But Gonzales predicted that the 100 or so farmers who have made the
change to coca, which can be harvested three times a year to coffee's
one, are just the vanguard. "This isn't pressure from the guerrillas,"
he said. "This is poverty. Look, coca brings in 10 times the amount as
coffee right now. This is the heart of the crisis."
Americans concerned about the impact of drugs in the US can help
Colombians gain security for their families through purchasing Fair
Trade coffee from Colombia.
Resources on coffee in Colombia
-
Equal Exchange
; ph: 781.830.0303
www.equalexchange.com
email: info@equalexchange.com
-
Coffee and Conflict in Colombia, 1886-1910.
By Bergquist, Charles W.
Durham: Duke University Press, 1986.
-
Harvesting Coffee, Bargaining Wages; Rural Markets in Colombia, 1975-90.
By Ortiz, Sutti.
Ann Arbor: University of Michigan Press, 1999.
-
Coffee, Society, and Power in Latin America.
By Roseberry, William, Lowell Gudmundson, and Mario Samper Kutschbach, eds.
Baltimore: Johns Hopkins University Press, 1995.
For more information on how the coffee crisis is affecting farmers in
Colombia, please see:
For information about Plan Colombia and the struggle for democracy
and human rights, see: our Colombia page
Fair Trade Farmers in Guatemala
The coffee sector in Guatemala is a reflection of the dichotomy that
characterizes the whole country: a large number of smallholders
(campesinos) that produce small quantities of coffee, and a small
number of large and very large plantations (fincas) that produce the
largest share of coffee in Guatemala. Smallholders operate
individually, or are organized in co-operatives or associations, and
sell their coffee through these organizations or to intermediaries.
Large coffee plantations either sell to exporting firms,
intermediaries, or directly to foreign buyers.
Guatemala's current development model grew out of a CIA-backed
military coup in 1954. The CIA engineered the coup to protect the
interests of the United Fruit Company from a land reform process which
threatened to redistribute 210,000 acres of idle United Fruit land.
The coup overthrew the "ten years of spring" led by two moderate
presidents who reformed some of Guatemala's basic social inequalities.

**YOUR OBJECTIVE:**
Write out the text of the coffee passage above, between "Resources on coffee" and "University Press, 1986.", inclusive, without changing any wording.

**EXTRACTED ENTRIES:**
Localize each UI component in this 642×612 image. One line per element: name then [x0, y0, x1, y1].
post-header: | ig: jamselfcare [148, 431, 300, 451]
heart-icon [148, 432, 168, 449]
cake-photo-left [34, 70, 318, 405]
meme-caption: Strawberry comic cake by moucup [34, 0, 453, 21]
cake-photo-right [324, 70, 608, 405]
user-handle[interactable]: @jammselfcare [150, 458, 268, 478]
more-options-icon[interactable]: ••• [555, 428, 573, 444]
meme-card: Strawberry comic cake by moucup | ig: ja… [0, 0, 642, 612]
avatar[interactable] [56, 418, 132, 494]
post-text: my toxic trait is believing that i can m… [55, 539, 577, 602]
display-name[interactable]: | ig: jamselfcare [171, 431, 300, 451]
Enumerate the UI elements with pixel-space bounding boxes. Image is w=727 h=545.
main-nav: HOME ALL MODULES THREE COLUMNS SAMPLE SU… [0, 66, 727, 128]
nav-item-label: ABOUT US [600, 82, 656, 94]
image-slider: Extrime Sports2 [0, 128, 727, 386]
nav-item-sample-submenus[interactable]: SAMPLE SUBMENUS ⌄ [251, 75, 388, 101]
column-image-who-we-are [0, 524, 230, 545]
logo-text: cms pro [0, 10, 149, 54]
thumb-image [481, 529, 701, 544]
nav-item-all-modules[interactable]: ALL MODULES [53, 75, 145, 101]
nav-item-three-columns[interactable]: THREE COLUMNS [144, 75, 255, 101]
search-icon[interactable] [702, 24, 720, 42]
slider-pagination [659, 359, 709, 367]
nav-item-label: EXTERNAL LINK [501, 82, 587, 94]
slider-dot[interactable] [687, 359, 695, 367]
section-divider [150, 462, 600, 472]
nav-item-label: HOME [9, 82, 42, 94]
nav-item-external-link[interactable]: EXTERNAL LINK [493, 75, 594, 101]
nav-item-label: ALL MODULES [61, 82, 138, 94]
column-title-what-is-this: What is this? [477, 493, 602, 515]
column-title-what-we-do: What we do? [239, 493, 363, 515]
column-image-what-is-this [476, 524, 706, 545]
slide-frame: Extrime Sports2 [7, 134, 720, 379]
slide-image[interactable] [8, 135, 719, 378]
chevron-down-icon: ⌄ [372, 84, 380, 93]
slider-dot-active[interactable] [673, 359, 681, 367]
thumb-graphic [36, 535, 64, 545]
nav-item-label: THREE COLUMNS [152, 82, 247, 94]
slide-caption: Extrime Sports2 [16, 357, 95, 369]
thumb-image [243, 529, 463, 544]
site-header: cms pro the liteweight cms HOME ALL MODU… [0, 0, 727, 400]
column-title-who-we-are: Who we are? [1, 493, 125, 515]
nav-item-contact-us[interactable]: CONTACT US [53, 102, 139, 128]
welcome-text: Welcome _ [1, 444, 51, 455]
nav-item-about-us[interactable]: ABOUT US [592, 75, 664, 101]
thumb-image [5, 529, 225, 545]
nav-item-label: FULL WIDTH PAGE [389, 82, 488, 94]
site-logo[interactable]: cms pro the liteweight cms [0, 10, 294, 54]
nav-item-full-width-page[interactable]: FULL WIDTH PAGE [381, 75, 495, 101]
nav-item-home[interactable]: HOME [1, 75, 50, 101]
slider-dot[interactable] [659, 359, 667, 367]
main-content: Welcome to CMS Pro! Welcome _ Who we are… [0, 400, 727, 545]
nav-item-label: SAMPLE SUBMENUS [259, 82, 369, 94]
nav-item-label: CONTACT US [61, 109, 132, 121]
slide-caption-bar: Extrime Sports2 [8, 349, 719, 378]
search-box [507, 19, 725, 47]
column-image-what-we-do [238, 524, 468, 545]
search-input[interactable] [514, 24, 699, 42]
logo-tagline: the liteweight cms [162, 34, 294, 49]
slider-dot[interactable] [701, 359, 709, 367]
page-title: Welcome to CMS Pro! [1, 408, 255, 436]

**EXERCISE RESPONSE:**
Resources on coffee in Colombia
-
Equal Exchange
; ph: 781.830.0303
www.equalexchange.com
email: info@equalexchange.com
-
Coffee and Conflict in Colombia, 1886-1910.
By Bergquist, Charles W.
Durham: Duke University Press, 1986.